----- Material for this exercise -----

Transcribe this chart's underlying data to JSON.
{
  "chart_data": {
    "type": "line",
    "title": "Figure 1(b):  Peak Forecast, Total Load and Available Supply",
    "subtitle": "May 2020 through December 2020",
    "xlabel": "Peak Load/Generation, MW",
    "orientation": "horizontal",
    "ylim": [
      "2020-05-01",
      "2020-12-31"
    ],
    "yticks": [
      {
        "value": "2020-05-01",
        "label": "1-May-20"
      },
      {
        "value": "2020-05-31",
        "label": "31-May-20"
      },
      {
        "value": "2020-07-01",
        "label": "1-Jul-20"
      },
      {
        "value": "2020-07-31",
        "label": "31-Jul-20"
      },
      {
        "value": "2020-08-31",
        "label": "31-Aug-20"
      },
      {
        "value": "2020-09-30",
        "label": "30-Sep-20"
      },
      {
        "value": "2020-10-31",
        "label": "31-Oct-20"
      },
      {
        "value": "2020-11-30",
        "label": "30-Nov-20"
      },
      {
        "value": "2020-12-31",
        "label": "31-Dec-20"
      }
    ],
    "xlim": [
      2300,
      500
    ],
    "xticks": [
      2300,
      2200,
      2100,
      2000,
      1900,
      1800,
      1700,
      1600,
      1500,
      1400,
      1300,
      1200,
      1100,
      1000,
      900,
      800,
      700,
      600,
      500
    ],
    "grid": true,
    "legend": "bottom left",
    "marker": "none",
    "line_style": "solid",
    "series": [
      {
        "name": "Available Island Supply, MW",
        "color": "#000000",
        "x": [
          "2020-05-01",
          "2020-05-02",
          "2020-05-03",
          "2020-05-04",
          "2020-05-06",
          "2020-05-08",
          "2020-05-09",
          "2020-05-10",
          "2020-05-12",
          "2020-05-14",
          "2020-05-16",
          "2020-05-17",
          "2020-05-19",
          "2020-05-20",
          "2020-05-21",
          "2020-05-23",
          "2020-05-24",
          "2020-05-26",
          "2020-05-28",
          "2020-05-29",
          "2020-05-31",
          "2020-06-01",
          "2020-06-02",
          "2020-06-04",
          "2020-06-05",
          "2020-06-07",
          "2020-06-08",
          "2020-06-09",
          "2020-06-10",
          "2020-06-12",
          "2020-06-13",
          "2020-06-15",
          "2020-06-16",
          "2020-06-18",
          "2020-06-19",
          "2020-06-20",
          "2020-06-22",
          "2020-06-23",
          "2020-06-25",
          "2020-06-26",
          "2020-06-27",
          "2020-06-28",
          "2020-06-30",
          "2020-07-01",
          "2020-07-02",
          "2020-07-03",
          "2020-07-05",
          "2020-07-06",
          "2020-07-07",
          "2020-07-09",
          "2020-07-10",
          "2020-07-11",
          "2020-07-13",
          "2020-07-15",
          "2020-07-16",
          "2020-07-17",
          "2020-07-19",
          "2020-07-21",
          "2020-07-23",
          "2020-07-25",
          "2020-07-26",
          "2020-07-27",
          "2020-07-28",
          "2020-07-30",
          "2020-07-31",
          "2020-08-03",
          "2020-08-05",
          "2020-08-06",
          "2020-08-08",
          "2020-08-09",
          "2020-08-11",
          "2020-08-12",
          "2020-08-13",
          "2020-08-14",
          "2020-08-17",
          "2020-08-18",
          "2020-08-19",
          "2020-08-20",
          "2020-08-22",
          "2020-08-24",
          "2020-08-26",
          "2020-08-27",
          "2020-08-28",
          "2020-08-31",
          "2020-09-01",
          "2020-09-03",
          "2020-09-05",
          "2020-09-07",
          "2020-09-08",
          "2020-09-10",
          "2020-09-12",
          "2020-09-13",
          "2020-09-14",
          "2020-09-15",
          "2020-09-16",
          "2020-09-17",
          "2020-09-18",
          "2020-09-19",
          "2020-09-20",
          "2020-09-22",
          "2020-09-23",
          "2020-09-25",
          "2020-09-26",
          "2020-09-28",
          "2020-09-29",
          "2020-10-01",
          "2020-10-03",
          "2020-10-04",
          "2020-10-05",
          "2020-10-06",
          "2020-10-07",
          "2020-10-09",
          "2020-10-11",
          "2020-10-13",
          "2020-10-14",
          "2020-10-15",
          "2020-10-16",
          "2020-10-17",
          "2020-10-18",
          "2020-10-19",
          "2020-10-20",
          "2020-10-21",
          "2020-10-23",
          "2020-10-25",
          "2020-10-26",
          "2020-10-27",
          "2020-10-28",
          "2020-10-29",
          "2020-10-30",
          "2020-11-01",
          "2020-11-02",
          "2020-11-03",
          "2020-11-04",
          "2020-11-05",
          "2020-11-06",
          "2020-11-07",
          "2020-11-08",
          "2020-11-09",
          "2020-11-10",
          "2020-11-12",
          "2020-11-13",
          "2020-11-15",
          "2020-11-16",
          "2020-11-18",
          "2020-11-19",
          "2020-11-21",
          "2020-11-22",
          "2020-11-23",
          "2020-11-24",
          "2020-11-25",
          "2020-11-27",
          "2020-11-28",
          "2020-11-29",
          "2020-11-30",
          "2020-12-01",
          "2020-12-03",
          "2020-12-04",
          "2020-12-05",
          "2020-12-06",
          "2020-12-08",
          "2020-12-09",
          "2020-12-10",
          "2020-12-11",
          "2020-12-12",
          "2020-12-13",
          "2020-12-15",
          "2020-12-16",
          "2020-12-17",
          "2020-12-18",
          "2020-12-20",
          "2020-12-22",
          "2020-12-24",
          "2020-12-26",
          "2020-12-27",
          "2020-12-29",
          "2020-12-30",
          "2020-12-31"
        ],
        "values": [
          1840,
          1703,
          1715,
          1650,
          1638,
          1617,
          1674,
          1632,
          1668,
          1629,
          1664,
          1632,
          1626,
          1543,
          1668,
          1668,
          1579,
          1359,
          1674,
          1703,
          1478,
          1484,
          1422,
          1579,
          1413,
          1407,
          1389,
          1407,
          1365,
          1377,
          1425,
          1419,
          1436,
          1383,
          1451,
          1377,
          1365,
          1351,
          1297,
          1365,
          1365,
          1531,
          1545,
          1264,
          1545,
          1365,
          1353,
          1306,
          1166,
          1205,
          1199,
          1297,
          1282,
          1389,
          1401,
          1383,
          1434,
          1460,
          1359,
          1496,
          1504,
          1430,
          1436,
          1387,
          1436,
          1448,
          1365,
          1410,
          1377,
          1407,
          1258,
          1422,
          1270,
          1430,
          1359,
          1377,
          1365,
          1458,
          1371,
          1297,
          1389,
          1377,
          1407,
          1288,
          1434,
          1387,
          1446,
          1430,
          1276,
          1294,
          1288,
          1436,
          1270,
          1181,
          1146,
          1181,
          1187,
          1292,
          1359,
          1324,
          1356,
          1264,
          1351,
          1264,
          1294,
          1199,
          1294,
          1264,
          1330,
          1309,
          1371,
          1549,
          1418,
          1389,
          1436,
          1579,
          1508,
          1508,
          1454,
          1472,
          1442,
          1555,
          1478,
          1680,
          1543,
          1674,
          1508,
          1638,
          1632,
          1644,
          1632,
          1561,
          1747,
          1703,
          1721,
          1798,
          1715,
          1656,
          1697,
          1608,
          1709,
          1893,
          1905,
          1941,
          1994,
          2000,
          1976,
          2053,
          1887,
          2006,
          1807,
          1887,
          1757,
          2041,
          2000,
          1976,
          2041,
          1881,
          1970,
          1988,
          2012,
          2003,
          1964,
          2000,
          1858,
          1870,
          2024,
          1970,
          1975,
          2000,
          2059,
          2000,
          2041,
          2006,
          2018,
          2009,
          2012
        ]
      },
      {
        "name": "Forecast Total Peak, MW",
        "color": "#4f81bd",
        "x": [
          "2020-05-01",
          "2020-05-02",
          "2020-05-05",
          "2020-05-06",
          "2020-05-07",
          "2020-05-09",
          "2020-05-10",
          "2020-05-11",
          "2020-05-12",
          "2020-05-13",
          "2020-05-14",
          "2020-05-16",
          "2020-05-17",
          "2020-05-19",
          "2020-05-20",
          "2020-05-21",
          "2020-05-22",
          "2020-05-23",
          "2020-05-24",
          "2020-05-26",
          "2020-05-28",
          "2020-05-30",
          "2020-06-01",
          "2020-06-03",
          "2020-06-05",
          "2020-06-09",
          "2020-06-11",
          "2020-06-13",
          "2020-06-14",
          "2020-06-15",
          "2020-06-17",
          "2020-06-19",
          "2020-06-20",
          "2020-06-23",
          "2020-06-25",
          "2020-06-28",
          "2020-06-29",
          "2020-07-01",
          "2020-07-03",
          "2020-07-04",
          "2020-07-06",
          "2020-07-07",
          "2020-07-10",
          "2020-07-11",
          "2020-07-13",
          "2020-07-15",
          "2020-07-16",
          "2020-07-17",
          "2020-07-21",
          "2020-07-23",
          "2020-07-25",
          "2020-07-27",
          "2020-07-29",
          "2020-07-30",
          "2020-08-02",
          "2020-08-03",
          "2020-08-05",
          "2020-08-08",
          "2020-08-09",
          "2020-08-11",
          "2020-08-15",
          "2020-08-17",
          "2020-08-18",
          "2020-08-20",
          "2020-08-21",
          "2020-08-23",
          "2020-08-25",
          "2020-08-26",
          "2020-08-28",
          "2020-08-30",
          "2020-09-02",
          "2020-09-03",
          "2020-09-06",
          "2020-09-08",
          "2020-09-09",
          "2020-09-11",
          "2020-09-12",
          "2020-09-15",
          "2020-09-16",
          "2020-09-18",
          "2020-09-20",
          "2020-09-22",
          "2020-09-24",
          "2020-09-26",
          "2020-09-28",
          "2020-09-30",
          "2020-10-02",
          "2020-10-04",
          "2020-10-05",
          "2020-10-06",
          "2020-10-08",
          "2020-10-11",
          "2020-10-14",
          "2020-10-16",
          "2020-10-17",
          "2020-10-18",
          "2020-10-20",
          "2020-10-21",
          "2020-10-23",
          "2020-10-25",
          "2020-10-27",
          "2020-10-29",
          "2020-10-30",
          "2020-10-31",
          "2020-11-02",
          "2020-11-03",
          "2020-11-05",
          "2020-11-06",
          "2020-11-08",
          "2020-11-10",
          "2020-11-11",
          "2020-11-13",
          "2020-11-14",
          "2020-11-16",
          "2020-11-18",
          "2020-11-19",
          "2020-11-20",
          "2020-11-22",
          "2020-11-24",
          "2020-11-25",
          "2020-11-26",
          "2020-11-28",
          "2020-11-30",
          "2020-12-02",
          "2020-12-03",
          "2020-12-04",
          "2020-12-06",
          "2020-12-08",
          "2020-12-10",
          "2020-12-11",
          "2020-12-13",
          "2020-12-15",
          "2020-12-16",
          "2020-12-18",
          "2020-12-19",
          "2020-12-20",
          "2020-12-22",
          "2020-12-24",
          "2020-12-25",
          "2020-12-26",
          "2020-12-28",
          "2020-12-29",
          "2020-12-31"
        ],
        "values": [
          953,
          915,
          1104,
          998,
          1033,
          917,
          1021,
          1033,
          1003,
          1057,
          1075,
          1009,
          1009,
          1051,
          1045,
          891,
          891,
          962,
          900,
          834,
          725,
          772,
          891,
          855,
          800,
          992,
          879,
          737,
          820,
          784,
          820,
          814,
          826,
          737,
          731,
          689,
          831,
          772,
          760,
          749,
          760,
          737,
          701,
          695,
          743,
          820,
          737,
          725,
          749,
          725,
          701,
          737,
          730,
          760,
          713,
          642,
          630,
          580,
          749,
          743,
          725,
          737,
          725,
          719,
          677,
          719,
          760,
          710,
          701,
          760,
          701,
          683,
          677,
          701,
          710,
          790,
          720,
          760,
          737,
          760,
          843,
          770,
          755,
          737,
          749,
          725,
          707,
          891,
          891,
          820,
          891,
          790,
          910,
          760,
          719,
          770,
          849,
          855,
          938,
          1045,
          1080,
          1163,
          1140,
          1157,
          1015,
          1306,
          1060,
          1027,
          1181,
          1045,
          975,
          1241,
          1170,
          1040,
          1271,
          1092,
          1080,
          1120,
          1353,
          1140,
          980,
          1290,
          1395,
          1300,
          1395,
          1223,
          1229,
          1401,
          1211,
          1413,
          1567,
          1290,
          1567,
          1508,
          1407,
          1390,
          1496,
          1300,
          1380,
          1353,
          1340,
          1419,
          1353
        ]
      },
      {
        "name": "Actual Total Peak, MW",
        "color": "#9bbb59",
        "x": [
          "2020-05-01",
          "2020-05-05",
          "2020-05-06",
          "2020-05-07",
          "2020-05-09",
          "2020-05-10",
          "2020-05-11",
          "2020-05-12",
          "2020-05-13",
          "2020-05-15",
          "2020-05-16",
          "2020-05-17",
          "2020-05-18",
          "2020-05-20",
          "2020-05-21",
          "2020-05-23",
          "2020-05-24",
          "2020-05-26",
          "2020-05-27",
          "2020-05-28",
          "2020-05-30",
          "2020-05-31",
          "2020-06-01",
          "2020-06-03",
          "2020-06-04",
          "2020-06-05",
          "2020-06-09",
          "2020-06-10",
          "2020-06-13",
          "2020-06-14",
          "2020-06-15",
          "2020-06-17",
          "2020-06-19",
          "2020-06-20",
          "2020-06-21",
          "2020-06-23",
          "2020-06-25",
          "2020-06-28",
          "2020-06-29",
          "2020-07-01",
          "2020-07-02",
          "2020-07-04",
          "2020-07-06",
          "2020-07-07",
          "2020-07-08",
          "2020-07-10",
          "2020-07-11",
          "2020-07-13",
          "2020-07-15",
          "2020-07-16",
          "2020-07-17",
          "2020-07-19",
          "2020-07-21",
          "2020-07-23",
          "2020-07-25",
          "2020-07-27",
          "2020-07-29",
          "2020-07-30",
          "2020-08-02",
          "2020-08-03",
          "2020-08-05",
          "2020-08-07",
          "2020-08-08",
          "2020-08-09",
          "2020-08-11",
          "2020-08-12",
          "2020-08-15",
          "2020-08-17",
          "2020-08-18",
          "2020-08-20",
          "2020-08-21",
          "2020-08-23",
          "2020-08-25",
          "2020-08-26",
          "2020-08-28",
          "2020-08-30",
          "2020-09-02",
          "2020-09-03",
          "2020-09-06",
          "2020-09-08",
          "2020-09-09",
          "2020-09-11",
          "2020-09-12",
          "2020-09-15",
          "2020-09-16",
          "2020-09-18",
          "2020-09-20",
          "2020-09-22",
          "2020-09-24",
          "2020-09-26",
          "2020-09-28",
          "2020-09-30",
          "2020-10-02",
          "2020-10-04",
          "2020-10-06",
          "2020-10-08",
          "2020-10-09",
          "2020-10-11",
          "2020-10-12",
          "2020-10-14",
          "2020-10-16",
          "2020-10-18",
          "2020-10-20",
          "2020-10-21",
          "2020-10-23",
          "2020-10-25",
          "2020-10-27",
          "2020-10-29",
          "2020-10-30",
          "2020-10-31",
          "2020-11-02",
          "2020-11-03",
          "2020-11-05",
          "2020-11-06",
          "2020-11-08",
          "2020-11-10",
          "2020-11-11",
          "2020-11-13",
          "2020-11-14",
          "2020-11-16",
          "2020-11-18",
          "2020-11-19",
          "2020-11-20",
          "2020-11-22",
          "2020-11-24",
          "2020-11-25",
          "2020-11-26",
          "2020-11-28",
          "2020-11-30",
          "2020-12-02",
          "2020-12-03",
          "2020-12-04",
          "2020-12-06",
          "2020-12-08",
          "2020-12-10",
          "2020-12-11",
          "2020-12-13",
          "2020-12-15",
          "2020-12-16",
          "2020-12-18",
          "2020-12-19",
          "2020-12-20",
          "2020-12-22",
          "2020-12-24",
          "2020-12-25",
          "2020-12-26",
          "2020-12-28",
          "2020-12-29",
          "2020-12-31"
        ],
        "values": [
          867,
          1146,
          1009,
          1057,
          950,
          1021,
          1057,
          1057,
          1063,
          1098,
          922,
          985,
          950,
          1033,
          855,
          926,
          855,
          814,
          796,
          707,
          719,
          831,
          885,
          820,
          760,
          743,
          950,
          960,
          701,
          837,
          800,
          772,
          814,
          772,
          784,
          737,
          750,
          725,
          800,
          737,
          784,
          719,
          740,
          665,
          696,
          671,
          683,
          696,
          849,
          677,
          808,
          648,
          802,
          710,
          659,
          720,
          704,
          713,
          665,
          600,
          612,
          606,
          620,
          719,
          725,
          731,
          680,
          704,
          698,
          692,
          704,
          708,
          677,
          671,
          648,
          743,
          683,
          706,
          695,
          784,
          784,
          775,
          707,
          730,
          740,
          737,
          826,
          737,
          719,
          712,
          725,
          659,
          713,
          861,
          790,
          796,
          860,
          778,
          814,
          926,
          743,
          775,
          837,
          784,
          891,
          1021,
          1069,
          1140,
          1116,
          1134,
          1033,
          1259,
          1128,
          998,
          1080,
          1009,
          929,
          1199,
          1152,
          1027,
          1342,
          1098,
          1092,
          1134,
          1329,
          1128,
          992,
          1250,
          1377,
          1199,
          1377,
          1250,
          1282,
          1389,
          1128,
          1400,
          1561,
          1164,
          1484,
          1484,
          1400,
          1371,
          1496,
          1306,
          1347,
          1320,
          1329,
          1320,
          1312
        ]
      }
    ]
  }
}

-----

--- Exercise directions ---
Pull out every line of the records that includes the string "Total".

--- Solution ---
    "title": "Figure 1(b):  Peak Forecast, Total Load and Available Supply",
        "name": "Forecast Total Peak, MW",
        "name": "Actual Total Peak, MW",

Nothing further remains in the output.